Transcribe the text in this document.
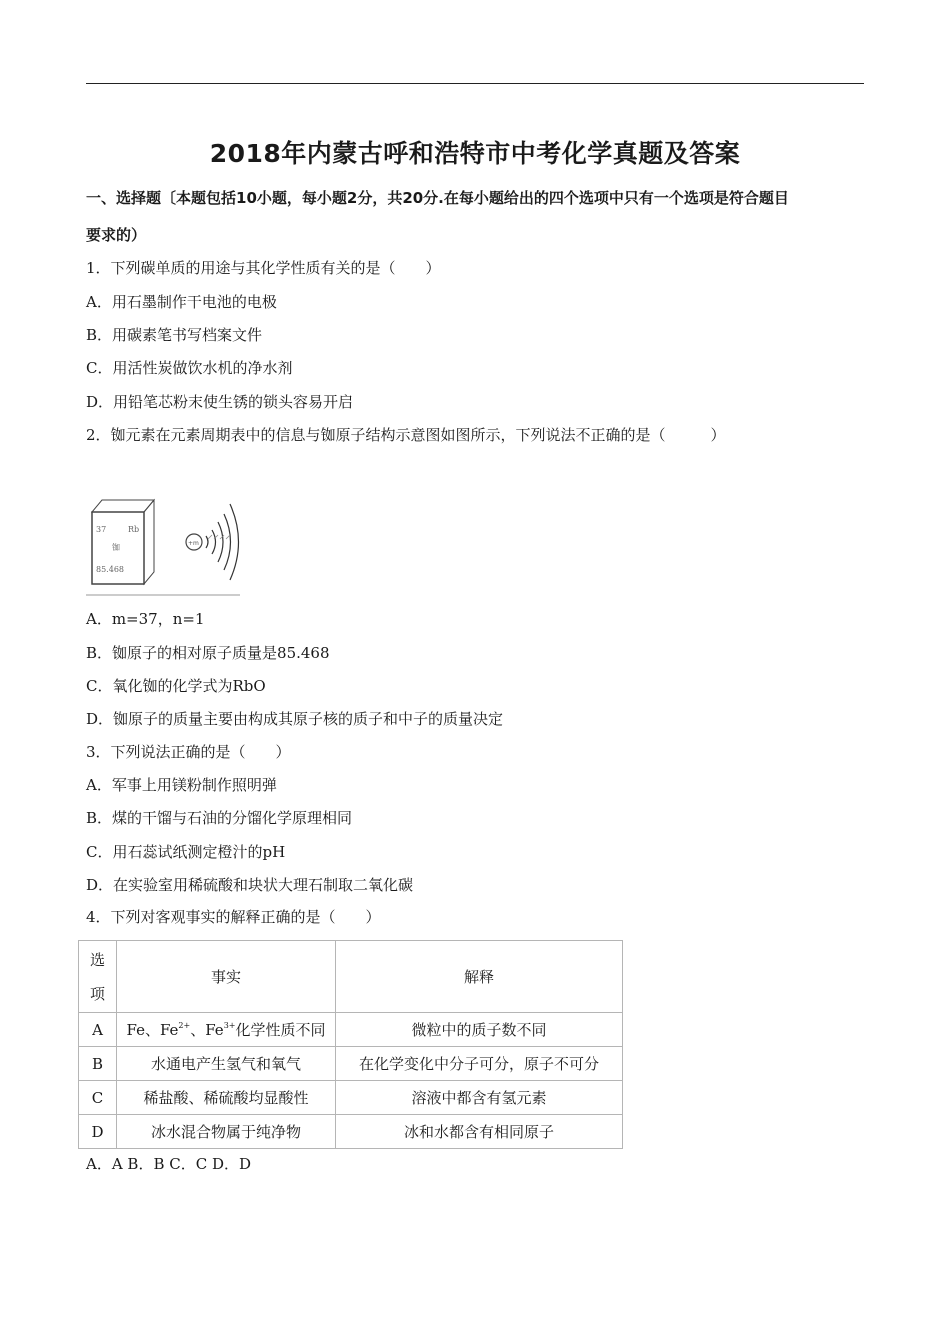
2018年内蒙古呼和浩特市中考化学真题及答案
一、选择题〔本题包括10小题，每小题2分，共20分.在每小题给出的四个选项中只有一个选项是符合题目
要求的）
1．下列碳单质的用途与其化学性质有关的是（　　）
A．用石墨制作干电池的电极
B．用碳素笔书写档案文件
C．用活性炭做饮水机的净水剂
D．用铅笔芯粉末使生锈的锁头容易开启
2．铷元素在元素周期表中的信息与铷原子结构示意图如图所示，下列说法不正确的是（　　　）
37	Rb
铷
85.468
+m
A．m=37，n=1
B．铷原子的相对原子质量是85.468
C．氧化铷的化学式为RbO
D．铷原子的质量主要由构成其原子核的质子和中子的质量决定
3．下列说法正确的是（　　）
A．军事上用镁粉制作照明弹
B．煤的干馏与石油的分馏化学原理相同
C．用石蕊试纸测定橙汁的pH
D．在实验室用稀硫酸和块状大理石制取二氧化碳
4．下列对客观事实的解释正确的是（　　）
选
项	事实	解释
A	Fe、$Fe^{2+}$、$Fe^{3+}$化学性质不同	微粒中的质子数不同
B	水通电产生氢气和氧气	在化学变化中分子可分，原子不可分
C	稀盐酸、稀硫酸均显酸性	溶液中都含有氢元素
D	冰水混合物属于纯净物	冰和水都含有相同原子
A．A B．B C．C D．D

——————

PROBLEM TO SOLVE » Each record should be quoted exactly, with the images omitted.

FINAL RESULT »
Transcribe the text in this document.
2018年内蒙古呼和浩特市中考化学真题及答案
一、选择题〔本题包括10小题，每小题2分，共20分.在每小题给出的四个选项中只有一个选项是符合题目
要求的）
1．下列碳单质的用途与其化学性质有关的是（　　）
A．用石墨制作干电池的电极
B．用碳素笔书写档案文件
C．用活性炭做饮水机的净水剂
D．用铅笔芯粉末使生锈的锁头容易开启
2．铷元素在元素周期表中的信息与铷原子结构示意图如图所示，下列说法不正确的是（　　　）
37	Rb
铷
85.468
+m
A．m=37，n=1
B．铷原子的相对原子质量是85.468
C．氧化铷的化学式为RbO
D．铷原子的质量主要由构成其原子核的质子和中子的质量决定
3．下列说法正确的是（　　）
A．军事上用镁粉制作照明弹
B．煤的干馏与石油的分馏化学原理相同
C．用石蕊试纸测定橙汁的pH
D．在实验室用稀硫酸和块状大理石制取二氧化碳
4．下列对客观事实的解释正确的是（　　）
选
项	事实	解释
A	Fe、$Fe^{2+}$、$Fe^{3+}$化学性质不同	微粒中的质子数不同
B	水通电产生氢气和氧气	在化学变化中分子可分，原子不可分
C	稀盐酸、稀硫酸均显酸性	溶液中都含有氢元素
D	冰水混合物属于纯净物	冰和水都含有相同原子
A．A B．B C．C D．D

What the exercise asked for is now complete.